**RECORD EXCERPTS**

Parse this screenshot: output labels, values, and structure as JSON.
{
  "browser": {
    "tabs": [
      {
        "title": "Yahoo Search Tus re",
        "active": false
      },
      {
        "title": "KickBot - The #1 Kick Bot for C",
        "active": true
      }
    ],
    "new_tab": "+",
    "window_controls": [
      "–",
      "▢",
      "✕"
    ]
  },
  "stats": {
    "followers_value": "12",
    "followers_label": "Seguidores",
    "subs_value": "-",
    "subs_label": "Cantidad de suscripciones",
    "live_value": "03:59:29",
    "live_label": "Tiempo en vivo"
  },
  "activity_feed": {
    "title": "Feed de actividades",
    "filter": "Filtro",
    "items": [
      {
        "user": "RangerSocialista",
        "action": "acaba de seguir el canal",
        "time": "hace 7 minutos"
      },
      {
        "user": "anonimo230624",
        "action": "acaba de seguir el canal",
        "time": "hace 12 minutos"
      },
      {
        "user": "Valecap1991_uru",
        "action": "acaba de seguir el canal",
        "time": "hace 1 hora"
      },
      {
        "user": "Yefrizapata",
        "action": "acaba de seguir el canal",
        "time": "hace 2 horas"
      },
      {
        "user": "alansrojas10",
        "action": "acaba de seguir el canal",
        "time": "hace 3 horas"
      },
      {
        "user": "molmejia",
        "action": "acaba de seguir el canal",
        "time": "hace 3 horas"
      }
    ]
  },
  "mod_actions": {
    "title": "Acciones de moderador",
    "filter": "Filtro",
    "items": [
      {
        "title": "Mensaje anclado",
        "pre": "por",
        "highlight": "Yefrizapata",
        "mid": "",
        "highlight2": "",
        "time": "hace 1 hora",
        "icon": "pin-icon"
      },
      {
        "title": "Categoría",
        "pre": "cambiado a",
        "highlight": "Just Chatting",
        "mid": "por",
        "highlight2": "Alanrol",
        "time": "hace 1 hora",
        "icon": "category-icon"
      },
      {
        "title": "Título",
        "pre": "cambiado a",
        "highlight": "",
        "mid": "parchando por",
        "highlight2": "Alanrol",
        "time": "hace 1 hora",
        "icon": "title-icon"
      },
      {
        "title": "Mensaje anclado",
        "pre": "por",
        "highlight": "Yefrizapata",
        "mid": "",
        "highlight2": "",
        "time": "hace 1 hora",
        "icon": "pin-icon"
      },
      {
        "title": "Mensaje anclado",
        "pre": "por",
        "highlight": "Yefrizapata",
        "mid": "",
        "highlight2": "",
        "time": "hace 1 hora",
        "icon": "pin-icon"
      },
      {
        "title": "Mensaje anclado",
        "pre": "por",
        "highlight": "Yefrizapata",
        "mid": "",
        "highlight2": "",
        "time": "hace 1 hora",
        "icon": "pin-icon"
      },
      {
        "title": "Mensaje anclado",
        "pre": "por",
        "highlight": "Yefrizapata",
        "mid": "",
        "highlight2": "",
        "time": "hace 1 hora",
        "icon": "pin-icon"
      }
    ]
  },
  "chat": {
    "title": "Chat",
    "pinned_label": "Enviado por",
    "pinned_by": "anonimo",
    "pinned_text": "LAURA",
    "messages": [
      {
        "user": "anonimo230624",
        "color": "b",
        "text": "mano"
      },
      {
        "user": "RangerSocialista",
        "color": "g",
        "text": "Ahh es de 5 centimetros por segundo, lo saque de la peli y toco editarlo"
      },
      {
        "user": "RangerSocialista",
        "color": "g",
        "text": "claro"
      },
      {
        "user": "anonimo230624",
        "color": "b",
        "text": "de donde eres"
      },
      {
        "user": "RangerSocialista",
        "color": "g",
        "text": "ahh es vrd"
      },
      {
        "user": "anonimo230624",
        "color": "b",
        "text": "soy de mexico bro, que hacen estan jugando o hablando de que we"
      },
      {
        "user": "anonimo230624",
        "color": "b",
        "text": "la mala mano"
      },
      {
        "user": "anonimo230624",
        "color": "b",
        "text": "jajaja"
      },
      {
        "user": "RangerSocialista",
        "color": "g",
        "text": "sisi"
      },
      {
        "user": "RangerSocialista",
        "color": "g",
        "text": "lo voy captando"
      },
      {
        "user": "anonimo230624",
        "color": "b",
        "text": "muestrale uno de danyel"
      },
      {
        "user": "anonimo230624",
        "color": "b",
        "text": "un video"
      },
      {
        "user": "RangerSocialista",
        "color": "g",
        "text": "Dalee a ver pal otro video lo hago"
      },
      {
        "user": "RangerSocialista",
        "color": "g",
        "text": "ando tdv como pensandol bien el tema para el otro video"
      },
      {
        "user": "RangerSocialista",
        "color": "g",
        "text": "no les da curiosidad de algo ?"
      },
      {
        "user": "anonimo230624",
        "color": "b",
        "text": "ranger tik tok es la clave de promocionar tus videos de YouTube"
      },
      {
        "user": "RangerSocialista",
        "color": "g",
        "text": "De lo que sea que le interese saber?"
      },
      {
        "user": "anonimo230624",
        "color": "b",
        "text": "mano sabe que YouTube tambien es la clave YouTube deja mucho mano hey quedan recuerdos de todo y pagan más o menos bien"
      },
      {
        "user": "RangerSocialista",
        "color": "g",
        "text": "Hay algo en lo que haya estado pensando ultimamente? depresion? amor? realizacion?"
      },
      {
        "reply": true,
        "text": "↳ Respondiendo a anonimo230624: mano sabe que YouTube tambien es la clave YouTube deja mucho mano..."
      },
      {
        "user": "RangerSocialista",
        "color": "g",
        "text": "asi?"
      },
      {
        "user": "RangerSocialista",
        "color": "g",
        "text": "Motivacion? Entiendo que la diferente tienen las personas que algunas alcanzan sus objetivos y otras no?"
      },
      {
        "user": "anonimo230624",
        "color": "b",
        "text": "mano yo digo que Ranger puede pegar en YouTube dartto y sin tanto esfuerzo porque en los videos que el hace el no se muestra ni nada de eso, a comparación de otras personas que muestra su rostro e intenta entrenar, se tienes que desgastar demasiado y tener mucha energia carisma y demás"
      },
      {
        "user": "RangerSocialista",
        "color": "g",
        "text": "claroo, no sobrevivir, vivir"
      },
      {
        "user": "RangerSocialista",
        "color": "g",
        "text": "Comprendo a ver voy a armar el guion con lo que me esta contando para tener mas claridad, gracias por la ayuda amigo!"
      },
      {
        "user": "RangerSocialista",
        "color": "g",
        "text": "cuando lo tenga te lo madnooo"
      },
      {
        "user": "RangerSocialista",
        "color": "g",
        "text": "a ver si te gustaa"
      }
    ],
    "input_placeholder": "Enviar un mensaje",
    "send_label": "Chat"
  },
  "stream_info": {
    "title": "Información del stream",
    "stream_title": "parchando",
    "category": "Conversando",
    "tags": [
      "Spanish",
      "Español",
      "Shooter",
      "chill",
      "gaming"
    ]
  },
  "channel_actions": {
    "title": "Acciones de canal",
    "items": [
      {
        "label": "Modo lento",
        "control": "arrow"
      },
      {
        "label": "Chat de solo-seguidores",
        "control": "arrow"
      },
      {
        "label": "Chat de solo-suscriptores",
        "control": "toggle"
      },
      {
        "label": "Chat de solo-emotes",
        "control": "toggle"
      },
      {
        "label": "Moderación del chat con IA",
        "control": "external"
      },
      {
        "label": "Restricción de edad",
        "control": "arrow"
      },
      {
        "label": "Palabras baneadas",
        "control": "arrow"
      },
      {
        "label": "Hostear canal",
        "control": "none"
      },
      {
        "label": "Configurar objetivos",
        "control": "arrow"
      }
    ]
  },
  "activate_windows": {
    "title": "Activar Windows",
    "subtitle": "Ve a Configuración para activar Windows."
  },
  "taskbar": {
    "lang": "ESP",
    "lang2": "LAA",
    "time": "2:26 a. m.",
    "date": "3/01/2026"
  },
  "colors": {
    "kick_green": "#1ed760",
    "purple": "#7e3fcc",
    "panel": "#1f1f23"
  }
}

**TASK REQUIREMENTS**
Repeat every record, keeping each word and mark exactly as it is.

**THE COMPLETED TASK**
Parse this screenshot: output labels, values, and structure as JSON.
{
  "browser": {
    "tabs": [
      {
        "title": "Yahoo Search Tus re",
        "active": false
      },
      {
        "title": "KickBot - The #1 Kick Bot for C",
        "active": true
      }
    ],
    "new_tab": "+",
    "window_controls": [
      "–",
      "▢",
      "✕"
    ]
  },
  "stats": {
    "followers_value": "12",
    "followers_label": "Seguidores",
    "subs_value": "-",
    "subs_label": "Cantidad de suscripciones",
    "live_value": "03:59:29",
    "live_label": "Tiempo en vivo"
  },
  "activity_feed": {
    "title": "Feed de actividades",
    "filter": "Filtro",
    "items": [
      {
        "user": "RangerSocialista",
        "action": "acaba de seguir el canal",
        "time": "hace 7 minutos"
      },
      {
        "user": "anonimo230624",
        "action": "acaba de seguir el canal",
        "time": "hace 12 minutos"
      },
      {
        "user": "Valecap1991_uru",
        "action": "acaba de seguir el canal",
        "time": "hace 1 hora"
      },
      {
        "user": "Yefrizapata",
        "action": "acaba de seguir el canal",
        "time": "hace 2 horas"
      },
      {
        "user": "alansrojas10",
        "action": "acaba de seguir el canal",
        "time": "hace 3 horas"
      },
      {
        "user": "molmejia",
        "action": "acaba de seguir el canal",
        "time": "hace 3 horas"
      }
    ]
  },
  "mod_actions": {
    "title": "Acciones de moderador",
    "filter": "Filtro",
    "items": [
      {
        "title": "Mensaje anclado",
        "pre": "por",
        "highlight": "Yefrizapata",
        "mid": "",
        "highlight2": "",
        "time": "hace 1 hora",
        "icon": "pin-icon"
      },
      {
        "title": "Categoría",
        "pre": "cambiado a",
        "highlight": "Just Chatting",
        "mid": "por",
        "highlight2": "Alanrol",
        "time": "hace 1 hora",
        "icon": "category-icon"
      },
      {
        "title": "Título",
        "pre": "cambiado a",
        "highlight": "",
        "mid": "parchando por",
        "highlight2": "Alanrol",
        "time": "hace 1 hora",
        "icon": "title-icon"
      },
      {
        "title": "Mensaje anclado",
        "pre": "por",
        "highlight": "Yefrizapata",
        "mid": "",
        "highlight2": "",
        "time": "hace 1 hora",
        "icon": "pin-icon"
      },
      {
        "title": "Mensaje anclado",
        "pre": "por",
        "highlight": "Yefrizapata",
        "mid": "",
        "highlight2": "",
        "time": "hace 1 hora",
        "icon": "pin-icon"
      },
      {
        "title": "Mensaje anclado",
        "pre": "por",
        "highlight": "Yefrizapata",
        "mid": "",
        "highlight2": "",
        "time": "hace 1 hora",
        "icon": "pin-icon"
      },
      {
        "title": "Mensaje anclado",
        "pre": "por",
        "highlight": "Yefrizapata",
        "mid": "",
        "highlight2": "",
        "time": "hace 1 hora",
        "icon": "pin-icon"
      }
    ]
  },
  "chat": {
    "title": "Chat",
    "pinned_label": "Enviado por",
    "pinned_by": "anonimo",
    "pinned_text": "LAURA",
    "messages": [
      {
        "user": "anonimo230624",
        "color": "b",
        "text": "mano"
      },
      {
        "user": "RangerSocialista",
        "color": "g",
        "text": "Ahh es de 5 centimetros por segundo, lo saque de la peli y toco editarlo"
      },
      {
        "user": "RangerSocialista",
        "color": "g",
        "text": "claro"
      },
      {
        "user": "anonimo230624",
        "color": "b",
        "text": "de donde eres"
      },
      {
        "user": "RangerSocialista",
        "color": "g",
        "text": "ahh es vrd"
      },
      {
        "user": "anonimo230624",
        "color": "b",
        "text": "soy de mexico bro, que hacen estan jugando o hablando de que we"
      },
      {
        "user": "anonimo230624",
        "color": "b",
        "text": "la mala mano"
      },
      {
        "user": "anonimo230624",
        "color": "b",
        "text": "jajaja"
      },
      {
        "user": "RangerSocialista",
        "color": "g",
        "text": "sisi"
      },
      {
        "user": "RangerSocialista",
        "color": "g",
        "text": "lo voy captando"
      },
      {
        "user": "anonimo230624",
        "color": "b",
        "text": "muestrale uno de danyel"
      },
      {
        "user": "anonimo230624",
        "color": "b",
        "text": "un video"
      },
      {
        "user": "RangerSocialista",
        "color": "g",
        "text": "Dalee a ver pal otro video lo hago"
      },
      {
        "user": "RangerSocialista",
        "color": "g",
        "text": "ando tdv como pensandol bien el tema para el otro video"
      },
      {
        "user": "RangerSocialista",
        "color": "g",
        "text": "no les da curiosidad de algo ?"
      },
      {
        "user": "anonimo230624",
        "color": "b",
        "text": "ranger tik tok es la clave de promocionar tus videos de YouTube"
      },
      {
        "user": "RangerSocialista",
        "color": "g",
        "text": "De lo que sea que le interese saber?"
      },
      {
        "user": "anonimo230624",
        "color": "b",
        "text": "mano sabe que YouTube tambien es la clave YouTube deja mucho mano hey quedan recuerdos de todo y pagan más o menos bien"
      },
      {
        "user": "RangerSocialista",
        "color": "g",
        "text": "Hay algo en lo que haya estado pensando ultimamente? depresion? amor? realizacion?"
      },
      {
        "reply": true,
        "text": "↳ Respondiendo a anonimo230624: mano sabe que YouTube tambien es la clave YouTube deja mucho mano..."
      },
      {
        "user": "RangerSocialista",
        "color": "g",
        "text": "asi?"
      },
      {
        "user": "RangerSocialista",
        "color": "g",
        "text": "Motivacion? Entiendo que la diferente tienen las personas que algunas alcanzan sus objetivos y otras no?"
      },
      {
        "user": "anonimo230624",
        "color": "b",
        "text": "mano yo digo que Ranger puede pegar en YouTube dartto y sin tanto esfuerzo porque en los videos que el hace el no se muestra ni nada de eso, a comparación de otras personas que muestra su rostro e intenta entrenar, se tienes que desgastar demasiado y tener mucha energia carisma y demás"
      },
      {
        "user": "RangerSocialista",
        "color": "g",
        "text": "claroo, no sobrevivir, vivir"
      },
      {
        "user": "RangerSocialista",
        "color": "g",
        "text": "Comprendo a ver voy a armar el guion con lo que me esta contando para tener mas claridad, gracias por la ayuda amigo!"
      },
      {
        "user": "RangerSocialista",
        "color": "g",
        "text": "cuando lo tenga te lo madnooo"
      },
      {
        "user": "RangerSocialista",
        "color": "g",
        "text": "a ver si te gustaa"
      }
    ],
    "input_placeholder": "Enviar un mensaje",
    "send_label": "Chat"
  },
  "stream_info": {
    "title": "Información del stream",
    "stream_title": "parchando",
    "category": "Conversando",
    "tags": [
      "Spanish",
      "Español",
      "Shooter",
      "chill",
      "gaming"
    ]
  },
  "channel_actions": {
    "title": "Acciones de canal",
    "items": [
      {
        "label": "Modo lento",
        "control": "arrow"
      },
      {
        "label": "Chat de solo-seguidores",
        "control": "arrow"
      },
      {
        "label": "Chat de solo-suscriptores",
        "control": "toggle"
      },
      {
        "label": "Chat de solo-emotes",
        "control": "toggle"
      },
      {
        "label": "Moderación del chat con IA",
        "control": "external"
      },
      {
        "label": "Restricción de edad",
        "control": "arrow"
      },
      {
        "label": "Palabras baneadas",
        "control": "arrow"
      },
      {
        "label": "Hostear canal",
        "control": "none"
      },
      {
        "label": "Configurar objetivos",
        "control": "arrow"
      }
    ]
  },
  "activate_windows": {
    "title": "Activar Windows",
    "subtitle": "Ve a Configuración para activar Windows."
  },
  "taskbar": {
    "lang": "ESP",
    "lang2": "LAA",
    "time": "2:26 a. m.",
    "date": "3/01/2026"
  },
  "colors": {
    "kick_green": "#1ed760",
    "purple": "#7e3fcc",
    "panel": "#1f1f23"
  }
}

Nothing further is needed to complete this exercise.